Rows:
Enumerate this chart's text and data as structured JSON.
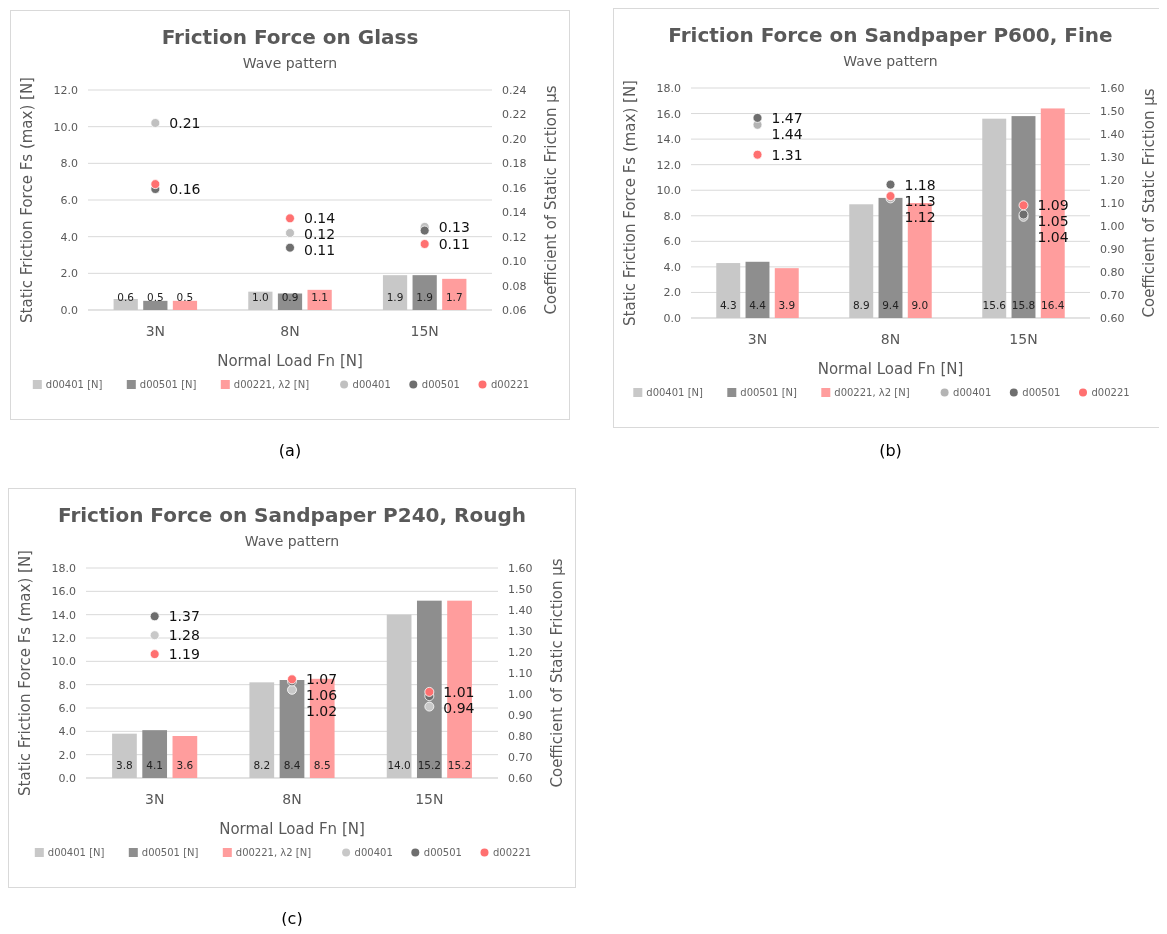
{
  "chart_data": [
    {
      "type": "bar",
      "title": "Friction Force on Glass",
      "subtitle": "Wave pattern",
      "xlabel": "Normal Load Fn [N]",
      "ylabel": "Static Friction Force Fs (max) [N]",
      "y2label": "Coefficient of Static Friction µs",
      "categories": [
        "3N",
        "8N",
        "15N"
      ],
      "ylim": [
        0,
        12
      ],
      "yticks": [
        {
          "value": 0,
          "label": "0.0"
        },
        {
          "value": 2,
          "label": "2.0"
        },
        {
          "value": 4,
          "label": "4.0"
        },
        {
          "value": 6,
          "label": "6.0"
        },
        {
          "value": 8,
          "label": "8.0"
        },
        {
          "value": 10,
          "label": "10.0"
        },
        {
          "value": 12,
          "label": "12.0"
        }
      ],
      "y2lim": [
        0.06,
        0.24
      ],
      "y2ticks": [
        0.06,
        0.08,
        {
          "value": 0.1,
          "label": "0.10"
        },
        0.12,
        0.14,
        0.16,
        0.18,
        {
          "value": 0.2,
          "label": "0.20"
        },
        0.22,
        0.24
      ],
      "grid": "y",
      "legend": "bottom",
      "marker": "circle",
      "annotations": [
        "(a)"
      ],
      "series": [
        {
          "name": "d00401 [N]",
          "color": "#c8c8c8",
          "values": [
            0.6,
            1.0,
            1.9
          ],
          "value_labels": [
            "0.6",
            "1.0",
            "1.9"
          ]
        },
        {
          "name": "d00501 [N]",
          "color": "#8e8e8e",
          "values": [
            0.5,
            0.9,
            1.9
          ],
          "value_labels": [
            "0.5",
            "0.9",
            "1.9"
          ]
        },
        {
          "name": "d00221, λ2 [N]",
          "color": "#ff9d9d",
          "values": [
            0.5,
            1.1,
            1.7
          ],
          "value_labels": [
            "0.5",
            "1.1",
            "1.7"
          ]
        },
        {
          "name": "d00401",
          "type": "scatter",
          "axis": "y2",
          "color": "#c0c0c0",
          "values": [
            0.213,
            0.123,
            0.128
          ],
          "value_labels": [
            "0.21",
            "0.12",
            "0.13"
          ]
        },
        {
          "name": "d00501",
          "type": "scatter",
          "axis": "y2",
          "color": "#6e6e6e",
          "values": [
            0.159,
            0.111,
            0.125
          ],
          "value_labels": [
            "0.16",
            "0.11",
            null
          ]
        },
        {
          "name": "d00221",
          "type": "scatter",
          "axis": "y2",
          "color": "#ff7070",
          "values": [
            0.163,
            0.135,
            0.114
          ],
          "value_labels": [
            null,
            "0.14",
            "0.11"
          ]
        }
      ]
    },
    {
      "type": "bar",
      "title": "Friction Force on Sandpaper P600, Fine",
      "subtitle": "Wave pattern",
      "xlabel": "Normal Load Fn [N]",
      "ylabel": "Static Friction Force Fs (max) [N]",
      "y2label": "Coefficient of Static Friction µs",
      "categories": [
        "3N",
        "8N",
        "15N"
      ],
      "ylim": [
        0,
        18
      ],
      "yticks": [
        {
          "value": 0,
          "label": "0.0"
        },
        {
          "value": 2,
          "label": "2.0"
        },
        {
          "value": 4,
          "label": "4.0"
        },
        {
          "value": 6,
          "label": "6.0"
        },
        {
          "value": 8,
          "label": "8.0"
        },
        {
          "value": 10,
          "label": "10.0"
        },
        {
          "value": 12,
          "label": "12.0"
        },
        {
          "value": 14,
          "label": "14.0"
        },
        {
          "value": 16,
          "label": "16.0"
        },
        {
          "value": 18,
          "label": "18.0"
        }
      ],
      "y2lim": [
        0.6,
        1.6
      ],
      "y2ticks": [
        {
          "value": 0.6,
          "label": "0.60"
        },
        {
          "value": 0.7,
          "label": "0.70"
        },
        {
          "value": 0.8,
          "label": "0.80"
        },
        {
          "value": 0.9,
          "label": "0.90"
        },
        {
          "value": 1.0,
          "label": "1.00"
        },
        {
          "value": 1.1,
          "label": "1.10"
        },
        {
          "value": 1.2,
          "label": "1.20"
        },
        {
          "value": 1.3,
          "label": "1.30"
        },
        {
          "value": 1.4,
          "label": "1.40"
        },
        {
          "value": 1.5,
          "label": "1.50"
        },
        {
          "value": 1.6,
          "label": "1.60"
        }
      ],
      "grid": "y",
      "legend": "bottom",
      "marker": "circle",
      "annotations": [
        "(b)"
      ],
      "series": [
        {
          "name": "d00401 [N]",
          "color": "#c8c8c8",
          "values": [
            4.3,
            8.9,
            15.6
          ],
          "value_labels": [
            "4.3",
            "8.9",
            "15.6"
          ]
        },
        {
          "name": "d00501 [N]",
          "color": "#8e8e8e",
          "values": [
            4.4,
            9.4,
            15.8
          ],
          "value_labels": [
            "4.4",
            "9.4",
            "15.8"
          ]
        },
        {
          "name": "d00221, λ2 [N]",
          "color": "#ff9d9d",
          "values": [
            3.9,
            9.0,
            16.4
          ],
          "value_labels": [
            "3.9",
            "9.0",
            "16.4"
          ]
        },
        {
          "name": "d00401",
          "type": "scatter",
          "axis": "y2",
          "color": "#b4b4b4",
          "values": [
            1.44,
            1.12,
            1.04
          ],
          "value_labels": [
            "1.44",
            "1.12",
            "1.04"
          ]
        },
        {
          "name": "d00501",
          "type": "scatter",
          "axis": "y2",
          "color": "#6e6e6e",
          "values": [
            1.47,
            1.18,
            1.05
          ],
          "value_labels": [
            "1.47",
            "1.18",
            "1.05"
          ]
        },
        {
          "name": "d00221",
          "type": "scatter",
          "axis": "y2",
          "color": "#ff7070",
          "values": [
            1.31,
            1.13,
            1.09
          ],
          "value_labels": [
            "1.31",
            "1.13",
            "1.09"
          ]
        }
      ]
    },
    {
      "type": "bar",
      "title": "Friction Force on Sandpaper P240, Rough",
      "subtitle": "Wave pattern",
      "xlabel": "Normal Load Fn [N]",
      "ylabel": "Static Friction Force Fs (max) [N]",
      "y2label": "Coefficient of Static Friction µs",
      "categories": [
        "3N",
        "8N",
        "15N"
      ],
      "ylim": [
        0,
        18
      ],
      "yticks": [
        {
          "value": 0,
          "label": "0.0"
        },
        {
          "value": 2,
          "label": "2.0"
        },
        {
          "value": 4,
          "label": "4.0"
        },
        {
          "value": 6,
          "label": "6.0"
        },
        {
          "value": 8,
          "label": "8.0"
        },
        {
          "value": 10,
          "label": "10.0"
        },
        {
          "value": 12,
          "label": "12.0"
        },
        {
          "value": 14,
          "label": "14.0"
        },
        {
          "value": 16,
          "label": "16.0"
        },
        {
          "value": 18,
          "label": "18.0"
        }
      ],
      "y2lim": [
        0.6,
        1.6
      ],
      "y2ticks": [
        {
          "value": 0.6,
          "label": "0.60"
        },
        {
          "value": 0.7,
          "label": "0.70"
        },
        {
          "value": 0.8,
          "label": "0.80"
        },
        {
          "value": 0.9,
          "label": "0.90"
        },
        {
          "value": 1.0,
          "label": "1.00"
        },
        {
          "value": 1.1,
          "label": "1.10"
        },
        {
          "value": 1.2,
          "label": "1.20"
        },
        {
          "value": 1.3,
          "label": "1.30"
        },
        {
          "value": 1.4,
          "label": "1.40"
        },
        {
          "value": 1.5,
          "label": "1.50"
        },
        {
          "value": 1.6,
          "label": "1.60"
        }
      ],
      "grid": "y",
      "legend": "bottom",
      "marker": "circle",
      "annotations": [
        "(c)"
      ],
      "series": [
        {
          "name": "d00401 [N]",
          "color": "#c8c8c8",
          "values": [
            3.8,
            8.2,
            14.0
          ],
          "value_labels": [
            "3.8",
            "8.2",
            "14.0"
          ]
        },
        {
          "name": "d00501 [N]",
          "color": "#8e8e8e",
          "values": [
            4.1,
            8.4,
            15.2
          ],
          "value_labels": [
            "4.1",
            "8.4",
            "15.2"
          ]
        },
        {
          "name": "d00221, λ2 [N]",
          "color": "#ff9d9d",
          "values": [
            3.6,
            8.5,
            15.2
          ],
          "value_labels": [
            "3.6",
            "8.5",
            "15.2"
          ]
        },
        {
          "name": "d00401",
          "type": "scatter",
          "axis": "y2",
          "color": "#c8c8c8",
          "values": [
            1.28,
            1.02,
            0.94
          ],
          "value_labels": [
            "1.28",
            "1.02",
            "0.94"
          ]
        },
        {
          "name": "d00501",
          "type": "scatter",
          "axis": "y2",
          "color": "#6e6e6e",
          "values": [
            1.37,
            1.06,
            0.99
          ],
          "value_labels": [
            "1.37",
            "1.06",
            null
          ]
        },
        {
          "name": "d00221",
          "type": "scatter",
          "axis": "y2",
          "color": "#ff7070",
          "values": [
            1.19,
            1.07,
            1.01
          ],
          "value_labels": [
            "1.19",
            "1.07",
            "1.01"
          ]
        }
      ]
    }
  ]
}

* * *

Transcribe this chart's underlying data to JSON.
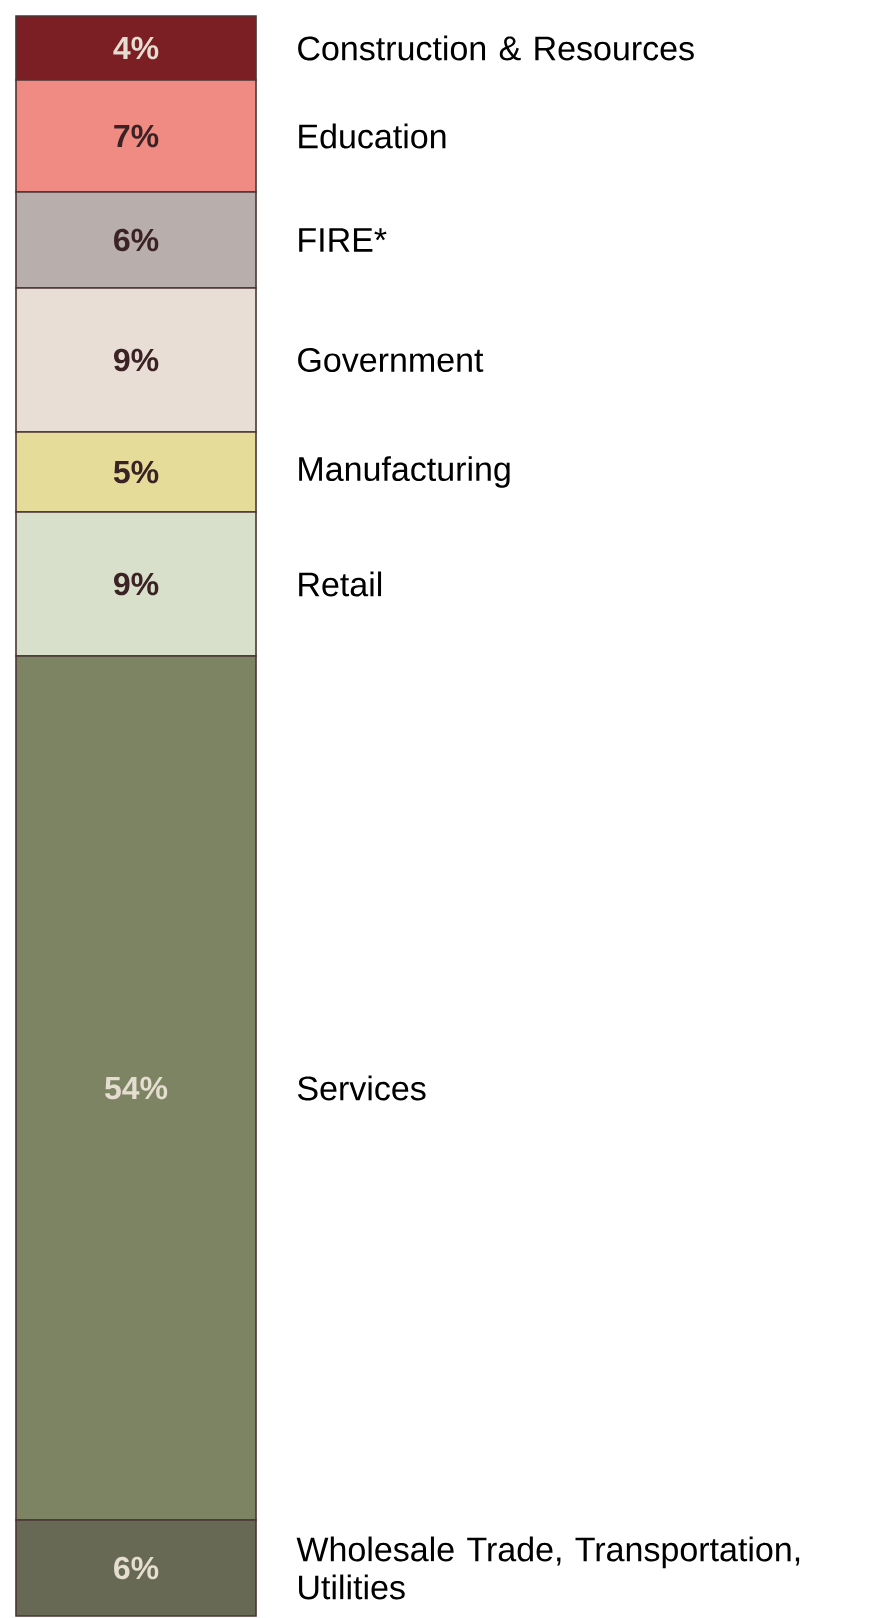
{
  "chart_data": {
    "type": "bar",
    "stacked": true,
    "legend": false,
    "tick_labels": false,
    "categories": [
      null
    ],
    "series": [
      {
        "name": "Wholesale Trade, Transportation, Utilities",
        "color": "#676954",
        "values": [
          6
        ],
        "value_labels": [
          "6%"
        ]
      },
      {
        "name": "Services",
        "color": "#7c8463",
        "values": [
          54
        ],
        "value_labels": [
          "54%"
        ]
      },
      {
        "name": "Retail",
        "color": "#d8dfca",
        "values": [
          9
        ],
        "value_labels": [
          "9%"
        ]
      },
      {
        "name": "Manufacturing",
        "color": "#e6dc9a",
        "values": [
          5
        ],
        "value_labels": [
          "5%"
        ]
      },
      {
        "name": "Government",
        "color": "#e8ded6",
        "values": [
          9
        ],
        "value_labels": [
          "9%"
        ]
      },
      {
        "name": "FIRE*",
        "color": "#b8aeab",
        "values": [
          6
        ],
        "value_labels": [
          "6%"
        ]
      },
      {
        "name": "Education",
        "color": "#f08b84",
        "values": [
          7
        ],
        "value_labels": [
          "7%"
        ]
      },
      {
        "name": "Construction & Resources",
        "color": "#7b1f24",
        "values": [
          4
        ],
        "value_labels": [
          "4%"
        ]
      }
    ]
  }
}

Your instructions: Make a list of all lines in the data that contain "this".

Correct result:
Enumerate this chart's text and data as structured JSON.
Transcribe this chart's underlying data to JSON.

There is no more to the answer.